- [Your task]:
Check each line of the records below and collect those that include the word "simultaneous".
——
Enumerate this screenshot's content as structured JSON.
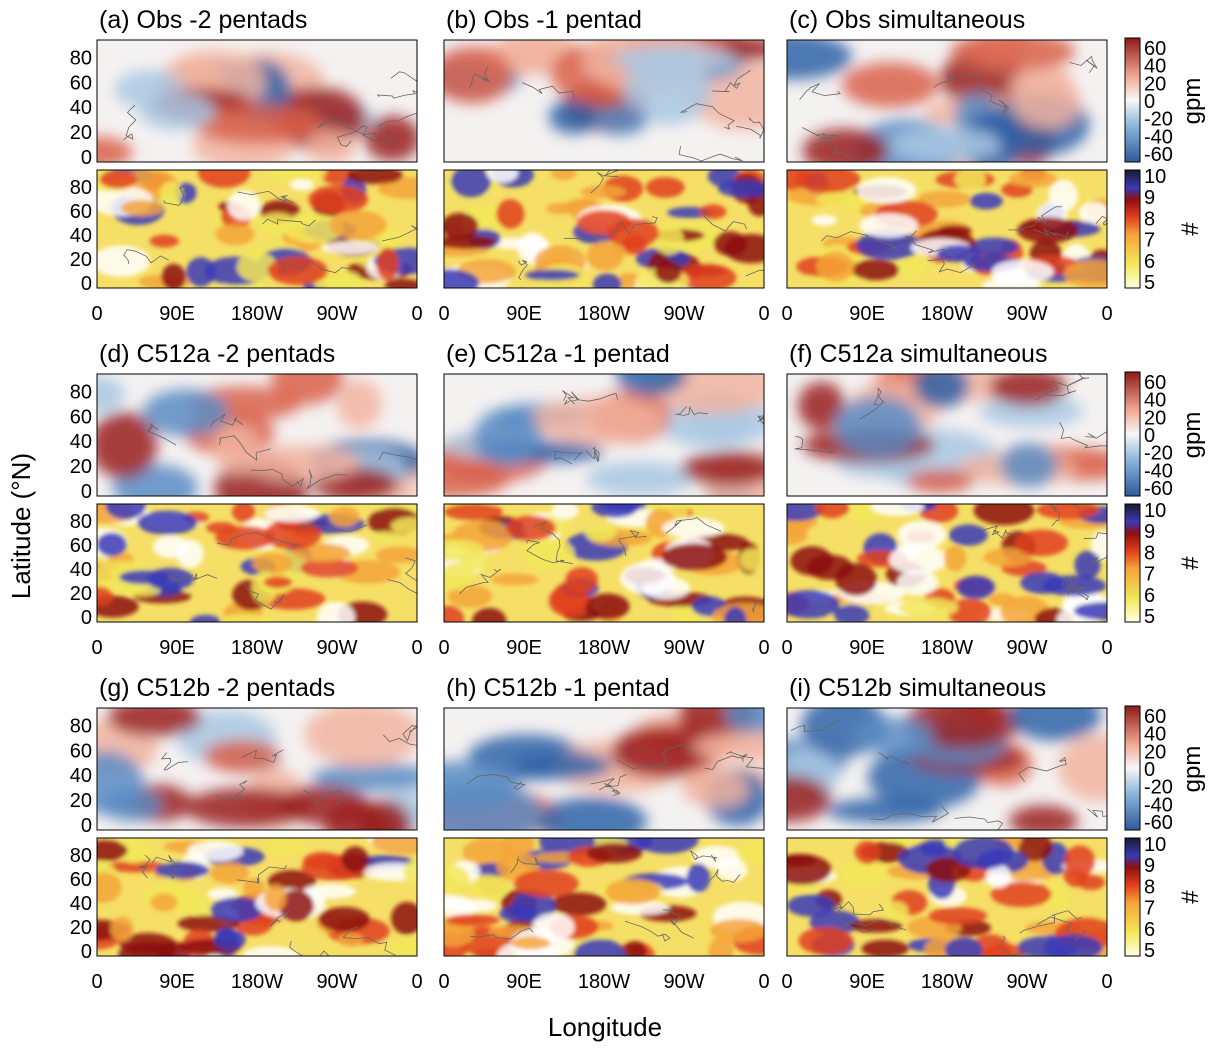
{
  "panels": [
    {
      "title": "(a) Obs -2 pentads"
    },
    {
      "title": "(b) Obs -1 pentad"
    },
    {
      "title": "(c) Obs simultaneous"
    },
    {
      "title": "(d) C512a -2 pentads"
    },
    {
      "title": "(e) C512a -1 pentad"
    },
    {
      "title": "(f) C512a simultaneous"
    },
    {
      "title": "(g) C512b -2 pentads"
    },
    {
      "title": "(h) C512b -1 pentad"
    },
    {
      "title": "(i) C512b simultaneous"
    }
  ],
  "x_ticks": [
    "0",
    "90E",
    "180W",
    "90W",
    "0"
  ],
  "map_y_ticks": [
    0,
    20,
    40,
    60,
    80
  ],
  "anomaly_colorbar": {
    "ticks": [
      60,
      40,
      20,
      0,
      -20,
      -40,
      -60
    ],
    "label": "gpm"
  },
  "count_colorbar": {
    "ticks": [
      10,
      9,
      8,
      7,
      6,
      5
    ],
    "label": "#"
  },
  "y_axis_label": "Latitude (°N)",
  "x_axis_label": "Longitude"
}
——
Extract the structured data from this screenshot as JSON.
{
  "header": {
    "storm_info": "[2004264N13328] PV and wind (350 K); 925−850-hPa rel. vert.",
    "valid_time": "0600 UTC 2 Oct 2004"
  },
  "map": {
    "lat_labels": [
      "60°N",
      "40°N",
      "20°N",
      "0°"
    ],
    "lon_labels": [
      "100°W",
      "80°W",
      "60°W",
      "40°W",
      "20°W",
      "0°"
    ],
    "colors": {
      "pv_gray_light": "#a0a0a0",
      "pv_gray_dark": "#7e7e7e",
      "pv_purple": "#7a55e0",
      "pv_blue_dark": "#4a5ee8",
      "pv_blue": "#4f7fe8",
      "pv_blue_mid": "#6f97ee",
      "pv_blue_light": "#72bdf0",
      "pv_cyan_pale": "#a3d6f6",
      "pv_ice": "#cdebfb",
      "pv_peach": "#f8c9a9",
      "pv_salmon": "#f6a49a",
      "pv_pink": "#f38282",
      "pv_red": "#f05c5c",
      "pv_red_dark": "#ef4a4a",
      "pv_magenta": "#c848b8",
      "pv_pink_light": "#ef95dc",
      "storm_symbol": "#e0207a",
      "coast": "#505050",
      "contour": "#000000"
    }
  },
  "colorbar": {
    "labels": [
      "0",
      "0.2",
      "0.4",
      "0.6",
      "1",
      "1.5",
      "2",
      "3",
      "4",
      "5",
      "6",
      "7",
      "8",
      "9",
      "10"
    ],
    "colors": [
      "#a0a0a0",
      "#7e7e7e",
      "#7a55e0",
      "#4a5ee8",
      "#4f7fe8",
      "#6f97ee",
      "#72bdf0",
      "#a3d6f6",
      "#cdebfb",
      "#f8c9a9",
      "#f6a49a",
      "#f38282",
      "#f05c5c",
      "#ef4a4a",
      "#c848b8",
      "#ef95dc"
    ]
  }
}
——
- [Answer below]:
      "title": "(c) Obs simultaneous"
      "title": "(f) C512a simultaneous"
      "title": "(i) C512b simultaneous"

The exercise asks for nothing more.